- The data:
════════════════
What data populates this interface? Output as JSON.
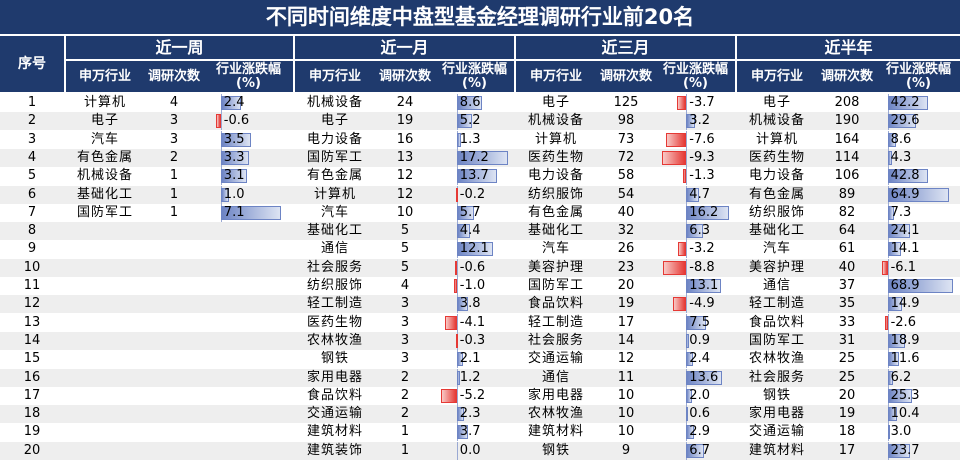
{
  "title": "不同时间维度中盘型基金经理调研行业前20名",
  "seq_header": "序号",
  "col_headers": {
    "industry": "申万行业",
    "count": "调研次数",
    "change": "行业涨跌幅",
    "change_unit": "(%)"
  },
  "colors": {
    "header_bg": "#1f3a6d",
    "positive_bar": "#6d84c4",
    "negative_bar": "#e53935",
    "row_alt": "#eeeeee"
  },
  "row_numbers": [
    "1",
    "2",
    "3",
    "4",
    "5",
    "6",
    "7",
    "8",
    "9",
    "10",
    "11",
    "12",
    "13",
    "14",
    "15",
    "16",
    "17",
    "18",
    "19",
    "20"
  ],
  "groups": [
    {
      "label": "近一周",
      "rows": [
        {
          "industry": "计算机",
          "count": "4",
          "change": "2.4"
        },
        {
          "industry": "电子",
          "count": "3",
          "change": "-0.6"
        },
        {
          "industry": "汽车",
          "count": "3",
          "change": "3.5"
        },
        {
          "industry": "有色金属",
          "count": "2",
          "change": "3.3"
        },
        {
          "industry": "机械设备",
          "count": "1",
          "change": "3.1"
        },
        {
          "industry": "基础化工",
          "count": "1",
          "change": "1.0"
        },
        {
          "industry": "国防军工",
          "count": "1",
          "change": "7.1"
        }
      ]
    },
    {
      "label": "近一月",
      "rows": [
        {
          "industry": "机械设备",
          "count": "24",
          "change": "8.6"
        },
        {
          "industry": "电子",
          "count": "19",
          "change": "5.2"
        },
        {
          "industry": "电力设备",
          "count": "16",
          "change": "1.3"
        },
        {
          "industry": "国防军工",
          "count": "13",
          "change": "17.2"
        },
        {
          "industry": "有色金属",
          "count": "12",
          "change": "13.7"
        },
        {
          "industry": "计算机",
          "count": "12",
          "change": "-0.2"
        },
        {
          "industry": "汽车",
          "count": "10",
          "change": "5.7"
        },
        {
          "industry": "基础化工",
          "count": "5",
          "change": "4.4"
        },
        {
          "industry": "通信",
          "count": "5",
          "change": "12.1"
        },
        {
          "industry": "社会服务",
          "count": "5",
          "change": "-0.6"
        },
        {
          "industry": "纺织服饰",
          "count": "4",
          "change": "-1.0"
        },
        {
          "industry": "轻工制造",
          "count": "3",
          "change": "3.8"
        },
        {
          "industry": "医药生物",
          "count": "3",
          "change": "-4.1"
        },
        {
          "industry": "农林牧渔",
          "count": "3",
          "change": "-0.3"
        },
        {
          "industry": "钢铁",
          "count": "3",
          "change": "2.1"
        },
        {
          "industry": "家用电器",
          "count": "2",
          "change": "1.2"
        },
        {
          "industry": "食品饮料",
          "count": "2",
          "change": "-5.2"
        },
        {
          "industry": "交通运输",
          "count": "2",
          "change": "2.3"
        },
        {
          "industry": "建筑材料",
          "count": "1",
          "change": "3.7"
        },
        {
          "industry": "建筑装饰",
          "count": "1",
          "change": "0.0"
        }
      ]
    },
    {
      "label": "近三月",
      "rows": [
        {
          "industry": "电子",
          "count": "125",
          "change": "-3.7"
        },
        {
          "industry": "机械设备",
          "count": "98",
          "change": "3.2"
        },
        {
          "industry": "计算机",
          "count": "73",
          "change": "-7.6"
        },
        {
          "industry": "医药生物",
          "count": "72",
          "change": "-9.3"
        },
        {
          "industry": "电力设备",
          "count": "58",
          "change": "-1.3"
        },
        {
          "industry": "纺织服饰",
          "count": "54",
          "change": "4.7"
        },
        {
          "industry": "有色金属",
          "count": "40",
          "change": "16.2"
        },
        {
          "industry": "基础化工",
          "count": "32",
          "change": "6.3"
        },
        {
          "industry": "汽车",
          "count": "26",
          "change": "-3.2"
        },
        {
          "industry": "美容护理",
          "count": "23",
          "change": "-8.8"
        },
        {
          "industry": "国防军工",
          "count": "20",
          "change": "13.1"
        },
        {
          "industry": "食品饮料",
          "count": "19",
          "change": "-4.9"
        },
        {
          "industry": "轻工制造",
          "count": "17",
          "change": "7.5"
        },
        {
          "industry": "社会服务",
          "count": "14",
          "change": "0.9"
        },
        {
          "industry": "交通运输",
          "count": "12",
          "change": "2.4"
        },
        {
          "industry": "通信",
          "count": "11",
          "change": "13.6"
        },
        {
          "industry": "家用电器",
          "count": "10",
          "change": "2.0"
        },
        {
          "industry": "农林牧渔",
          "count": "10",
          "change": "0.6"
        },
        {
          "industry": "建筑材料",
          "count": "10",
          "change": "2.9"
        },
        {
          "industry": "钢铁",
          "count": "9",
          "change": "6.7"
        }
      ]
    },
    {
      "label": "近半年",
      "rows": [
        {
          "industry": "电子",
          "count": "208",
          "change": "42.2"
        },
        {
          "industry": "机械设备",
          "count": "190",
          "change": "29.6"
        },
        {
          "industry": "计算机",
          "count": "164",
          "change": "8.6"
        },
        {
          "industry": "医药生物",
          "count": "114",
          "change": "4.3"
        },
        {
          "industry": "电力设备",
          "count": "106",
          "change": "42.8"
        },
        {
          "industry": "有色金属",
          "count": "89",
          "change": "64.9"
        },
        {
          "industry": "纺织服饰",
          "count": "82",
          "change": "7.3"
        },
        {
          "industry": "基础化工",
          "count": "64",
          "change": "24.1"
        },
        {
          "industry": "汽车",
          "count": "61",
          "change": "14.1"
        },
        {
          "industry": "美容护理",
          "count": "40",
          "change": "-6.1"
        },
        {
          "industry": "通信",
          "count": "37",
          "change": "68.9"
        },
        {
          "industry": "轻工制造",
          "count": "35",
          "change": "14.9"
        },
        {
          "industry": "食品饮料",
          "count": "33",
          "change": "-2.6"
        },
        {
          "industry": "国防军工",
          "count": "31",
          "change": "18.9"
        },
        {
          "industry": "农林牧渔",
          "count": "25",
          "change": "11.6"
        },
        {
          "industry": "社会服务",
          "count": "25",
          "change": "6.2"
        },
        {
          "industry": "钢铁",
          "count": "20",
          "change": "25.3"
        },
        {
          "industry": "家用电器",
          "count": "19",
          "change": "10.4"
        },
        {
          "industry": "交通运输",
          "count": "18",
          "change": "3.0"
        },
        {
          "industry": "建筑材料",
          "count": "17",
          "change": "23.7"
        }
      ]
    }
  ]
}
════════════════
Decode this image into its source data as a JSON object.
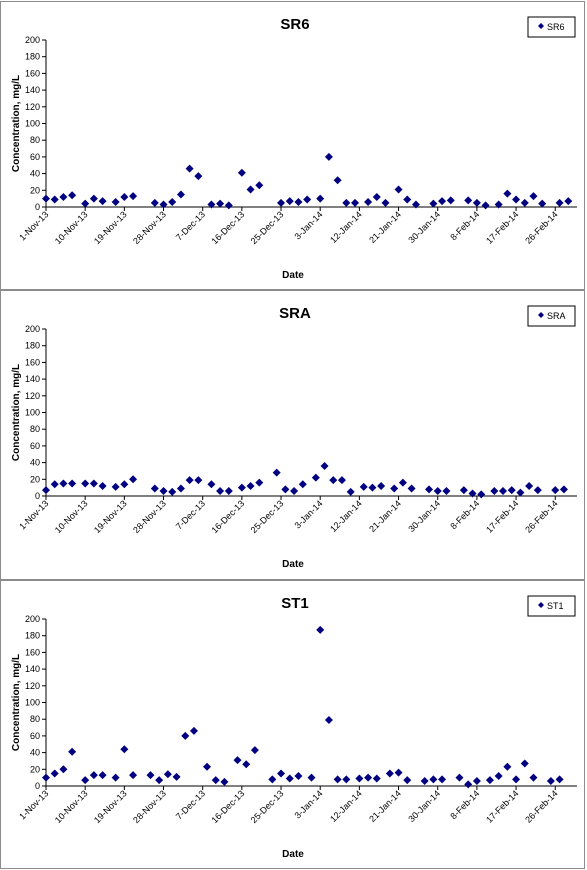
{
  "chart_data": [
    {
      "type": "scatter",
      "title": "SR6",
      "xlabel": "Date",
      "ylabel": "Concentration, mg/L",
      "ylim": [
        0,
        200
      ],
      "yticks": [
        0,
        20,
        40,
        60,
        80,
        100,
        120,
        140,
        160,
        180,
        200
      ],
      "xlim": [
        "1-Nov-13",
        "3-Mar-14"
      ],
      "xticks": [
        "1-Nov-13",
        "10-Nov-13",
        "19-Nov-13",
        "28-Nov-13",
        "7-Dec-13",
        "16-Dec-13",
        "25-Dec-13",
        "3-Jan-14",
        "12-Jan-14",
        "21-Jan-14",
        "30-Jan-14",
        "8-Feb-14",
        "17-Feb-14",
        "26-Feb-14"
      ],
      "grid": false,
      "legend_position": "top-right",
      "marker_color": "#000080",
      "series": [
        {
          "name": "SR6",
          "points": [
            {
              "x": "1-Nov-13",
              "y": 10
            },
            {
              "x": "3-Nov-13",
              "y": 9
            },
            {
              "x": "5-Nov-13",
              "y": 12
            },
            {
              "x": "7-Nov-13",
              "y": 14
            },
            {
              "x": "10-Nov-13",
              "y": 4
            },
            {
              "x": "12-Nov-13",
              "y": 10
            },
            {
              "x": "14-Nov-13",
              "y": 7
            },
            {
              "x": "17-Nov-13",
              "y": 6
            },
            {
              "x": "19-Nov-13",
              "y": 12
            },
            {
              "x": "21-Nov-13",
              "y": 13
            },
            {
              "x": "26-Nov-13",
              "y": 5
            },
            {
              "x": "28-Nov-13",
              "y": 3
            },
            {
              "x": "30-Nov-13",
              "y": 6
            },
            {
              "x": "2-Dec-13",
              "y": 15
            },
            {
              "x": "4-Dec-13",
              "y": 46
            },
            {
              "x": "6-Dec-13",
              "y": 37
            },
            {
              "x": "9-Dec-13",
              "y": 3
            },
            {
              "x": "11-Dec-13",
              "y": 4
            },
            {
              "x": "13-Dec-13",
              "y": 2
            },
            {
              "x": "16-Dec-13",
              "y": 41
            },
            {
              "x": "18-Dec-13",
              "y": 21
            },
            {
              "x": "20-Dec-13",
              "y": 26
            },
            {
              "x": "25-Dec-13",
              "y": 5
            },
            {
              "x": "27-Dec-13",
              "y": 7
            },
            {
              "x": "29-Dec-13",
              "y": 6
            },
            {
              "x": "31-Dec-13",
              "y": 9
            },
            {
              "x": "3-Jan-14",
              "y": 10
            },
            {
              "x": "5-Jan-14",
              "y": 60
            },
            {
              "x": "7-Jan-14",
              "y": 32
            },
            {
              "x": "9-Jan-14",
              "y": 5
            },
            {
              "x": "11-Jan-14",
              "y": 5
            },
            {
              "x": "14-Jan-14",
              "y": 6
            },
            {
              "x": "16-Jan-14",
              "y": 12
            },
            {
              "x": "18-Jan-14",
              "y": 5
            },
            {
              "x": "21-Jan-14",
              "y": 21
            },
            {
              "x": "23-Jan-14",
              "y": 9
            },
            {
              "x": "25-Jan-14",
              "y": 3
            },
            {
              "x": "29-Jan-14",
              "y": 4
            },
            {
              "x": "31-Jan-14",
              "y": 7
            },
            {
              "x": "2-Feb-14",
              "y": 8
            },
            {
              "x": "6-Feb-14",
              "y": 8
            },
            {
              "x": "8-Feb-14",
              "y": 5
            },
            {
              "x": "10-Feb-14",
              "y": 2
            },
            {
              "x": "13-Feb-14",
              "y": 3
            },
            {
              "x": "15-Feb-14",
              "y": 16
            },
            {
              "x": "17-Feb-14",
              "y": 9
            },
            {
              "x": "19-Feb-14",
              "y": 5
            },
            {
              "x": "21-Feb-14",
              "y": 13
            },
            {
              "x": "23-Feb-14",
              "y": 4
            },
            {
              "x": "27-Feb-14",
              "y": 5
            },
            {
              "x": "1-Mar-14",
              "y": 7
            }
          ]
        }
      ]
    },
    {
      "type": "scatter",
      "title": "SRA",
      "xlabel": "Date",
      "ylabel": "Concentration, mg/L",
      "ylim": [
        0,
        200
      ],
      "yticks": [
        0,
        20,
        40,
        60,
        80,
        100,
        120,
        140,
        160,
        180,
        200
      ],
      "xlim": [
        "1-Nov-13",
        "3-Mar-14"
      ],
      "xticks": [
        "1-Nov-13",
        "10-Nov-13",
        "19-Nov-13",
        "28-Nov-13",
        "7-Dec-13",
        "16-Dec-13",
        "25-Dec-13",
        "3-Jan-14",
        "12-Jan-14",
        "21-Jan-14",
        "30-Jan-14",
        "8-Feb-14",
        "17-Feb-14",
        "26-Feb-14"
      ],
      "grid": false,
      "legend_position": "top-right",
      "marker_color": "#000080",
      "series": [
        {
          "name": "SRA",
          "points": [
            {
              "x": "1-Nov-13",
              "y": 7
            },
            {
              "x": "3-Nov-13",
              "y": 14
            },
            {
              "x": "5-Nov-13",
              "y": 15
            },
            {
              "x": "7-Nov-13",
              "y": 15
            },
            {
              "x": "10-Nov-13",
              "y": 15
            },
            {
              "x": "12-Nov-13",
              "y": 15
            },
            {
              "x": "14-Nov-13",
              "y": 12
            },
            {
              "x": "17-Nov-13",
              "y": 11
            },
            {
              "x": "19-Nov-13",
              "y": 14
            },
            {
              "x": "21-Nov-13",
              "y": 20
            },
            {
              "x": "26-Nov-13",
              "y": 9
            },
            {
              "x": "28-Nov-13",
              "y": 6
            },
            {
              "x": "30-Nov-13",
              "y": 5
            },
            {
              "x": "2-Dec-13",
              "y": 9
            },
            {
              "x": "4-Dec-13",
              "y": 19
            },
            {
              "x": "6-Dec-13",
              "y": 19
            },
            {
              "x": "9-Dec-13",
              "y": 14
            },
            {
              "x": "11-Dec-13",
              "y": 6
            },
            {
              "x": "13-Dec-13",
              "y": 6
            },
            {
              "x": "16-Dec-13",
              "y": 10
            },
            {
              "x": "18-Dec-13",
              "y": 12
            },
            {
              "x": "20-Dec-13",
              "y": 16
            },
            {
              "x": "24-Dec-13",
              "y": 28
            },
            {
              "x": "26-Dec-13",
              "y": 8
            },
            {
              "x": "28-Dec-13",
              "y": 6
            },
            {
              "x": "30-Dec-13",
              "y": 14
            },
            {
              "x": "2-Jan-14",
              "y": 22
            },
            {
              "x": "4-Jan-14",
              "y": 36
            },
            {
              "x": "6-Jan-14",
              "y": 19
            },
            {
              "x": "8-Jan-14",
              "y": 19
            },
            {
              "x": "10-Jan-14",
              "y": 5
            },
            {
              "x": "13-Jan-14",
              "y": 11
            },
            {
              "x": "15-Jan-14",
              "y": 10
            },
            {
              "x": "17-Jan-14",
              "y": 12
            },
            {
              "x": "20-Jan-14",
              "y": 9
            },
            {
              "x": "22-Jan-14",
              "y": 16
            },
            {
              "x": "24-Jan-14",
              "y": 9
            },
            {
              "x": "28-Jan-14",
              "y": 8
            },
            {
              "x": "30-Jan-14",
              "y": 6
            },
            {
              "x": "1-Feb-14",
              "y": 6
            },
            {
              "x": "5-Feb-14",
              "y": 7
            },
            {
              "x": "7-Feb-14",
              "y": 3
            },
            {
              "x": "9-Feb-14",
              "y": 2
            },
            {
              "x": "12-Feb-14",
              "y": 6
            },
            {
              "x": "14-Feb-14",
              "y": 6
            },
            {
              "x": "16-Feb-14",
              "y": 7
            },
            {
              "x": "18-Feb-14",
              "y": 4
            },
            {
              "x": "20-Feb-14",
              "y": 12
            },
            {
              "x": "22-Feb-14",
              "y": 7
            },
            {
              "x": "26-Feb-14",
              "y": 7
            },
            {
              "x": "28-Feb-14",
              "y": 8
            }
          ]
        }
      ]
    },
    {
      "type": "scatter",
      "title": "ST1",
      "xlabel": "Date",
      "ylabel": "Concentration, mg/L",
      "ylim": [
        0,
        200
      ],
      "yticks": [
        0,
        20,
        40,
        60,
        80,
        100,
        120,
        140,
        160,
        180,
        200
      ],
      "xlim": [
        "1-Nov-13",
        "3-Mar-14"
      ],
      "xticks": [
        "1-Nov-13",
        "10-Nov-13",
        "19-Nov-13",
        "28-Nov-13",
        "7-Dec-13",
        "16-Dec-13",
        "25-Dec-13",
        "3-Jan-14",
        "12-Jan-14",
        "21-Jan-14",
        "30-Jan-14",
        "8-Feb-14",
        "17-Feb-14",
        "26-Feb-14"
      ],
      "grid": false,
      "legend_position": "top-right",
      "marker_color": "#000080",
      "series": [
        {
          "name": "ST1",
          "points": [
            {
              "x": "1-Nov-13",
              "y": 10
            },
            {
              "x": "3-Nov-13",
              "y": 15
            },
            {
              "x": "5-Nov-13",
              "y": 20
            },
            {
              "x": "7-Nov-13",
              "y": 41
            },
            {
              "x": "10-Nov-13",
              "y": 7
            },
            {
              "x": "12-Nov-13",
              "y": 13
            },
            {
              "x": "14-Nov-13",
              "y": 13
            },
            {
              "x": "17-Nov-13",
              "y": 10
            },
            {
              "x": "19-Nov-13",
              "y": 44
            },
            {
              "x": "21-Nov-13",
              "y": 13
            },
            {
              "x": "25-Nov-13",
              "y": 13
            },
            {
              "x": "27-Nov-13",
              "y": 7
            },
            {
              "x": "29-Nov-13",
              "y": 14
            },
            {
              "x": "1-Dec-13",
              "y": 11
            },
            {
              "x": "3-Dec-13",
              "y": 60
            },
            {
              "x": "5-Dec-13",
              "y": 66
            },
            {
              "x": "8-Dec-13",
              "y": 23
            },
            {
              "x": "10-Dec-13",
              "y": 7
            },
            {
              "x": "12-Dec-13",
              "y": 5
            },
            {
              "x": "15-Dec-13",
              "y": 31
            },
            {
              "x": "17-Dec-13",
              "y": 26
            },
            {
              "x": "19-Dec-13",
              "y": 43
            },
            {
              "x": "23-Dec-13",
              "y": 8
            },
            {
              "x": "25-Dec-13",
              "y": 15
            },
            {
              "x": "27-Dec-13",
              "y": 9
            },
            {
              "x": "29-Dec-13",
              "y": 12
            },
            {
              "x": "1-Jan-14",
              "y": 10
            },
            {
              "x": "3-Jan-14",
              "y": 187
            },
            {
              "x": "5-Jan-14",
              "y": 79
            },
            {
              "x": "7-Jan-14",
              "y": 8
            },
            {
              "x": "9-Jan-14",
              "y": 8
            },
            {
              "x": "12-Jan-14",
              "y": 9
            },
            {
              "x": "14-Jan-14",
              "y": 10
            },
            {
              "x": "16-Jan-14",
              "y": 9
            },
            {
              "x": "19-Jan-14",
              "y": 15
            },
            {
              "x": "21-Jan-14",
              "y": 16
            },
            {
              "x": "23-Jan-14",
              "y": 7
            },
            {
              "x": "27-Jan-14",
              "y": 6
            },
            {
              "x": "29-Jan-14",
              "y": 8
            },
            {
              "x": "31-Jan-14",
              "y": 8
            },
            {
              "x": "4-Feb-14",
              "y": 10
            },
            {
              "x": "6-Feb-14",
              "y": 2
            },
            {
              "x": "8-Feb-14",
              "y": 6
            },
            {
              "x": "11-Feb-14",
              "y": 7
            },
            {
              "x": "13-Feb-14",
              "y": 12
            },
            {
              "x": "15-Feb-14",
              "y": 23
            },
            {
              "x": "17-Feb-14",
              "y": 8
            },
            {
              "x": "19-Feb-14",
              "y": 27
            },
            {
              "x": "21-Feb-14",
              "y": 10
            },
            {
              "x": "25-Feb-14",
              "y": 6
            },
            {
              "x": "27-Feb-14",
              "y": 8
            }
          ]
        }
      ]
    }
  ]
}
════════════════
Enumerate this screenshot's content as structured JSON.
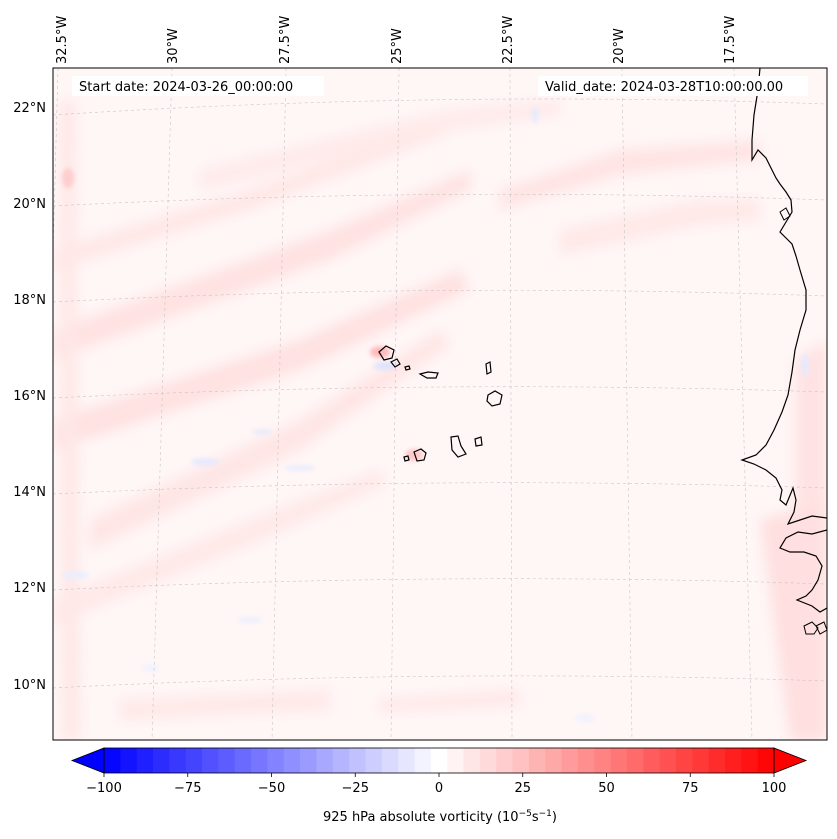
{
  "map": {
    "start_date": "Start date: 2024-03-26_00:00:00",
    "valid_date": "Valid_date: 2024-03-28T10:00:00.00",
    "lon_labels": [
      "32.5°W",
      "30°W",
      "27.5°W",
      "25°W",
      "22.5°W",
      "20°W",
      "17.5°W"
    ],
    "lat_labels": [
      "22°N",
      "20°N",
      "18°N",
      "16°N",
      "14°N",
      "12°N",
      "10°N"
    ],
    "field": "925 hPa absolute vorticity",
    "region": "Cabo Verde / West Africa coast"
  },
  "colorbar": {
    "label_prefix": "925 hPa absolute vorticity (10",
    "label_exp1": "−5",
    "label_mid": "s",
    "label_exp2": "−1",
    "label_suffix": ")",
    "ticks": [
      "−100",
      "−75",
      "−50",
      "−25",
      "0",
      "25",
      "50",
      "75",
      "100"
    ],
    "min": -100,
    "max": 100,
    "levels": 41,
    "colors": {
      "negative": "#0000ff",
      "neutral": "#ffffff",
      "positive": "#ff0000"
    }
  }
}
════════════════
Take every line from the records above that has the word "title" and copy it.

- Solution to this task:
  "title": "不同时间维度中盘型基金经理调研行业前20名",
      "title": "SR6",
      "title": "SRA",
      "title": "ST1",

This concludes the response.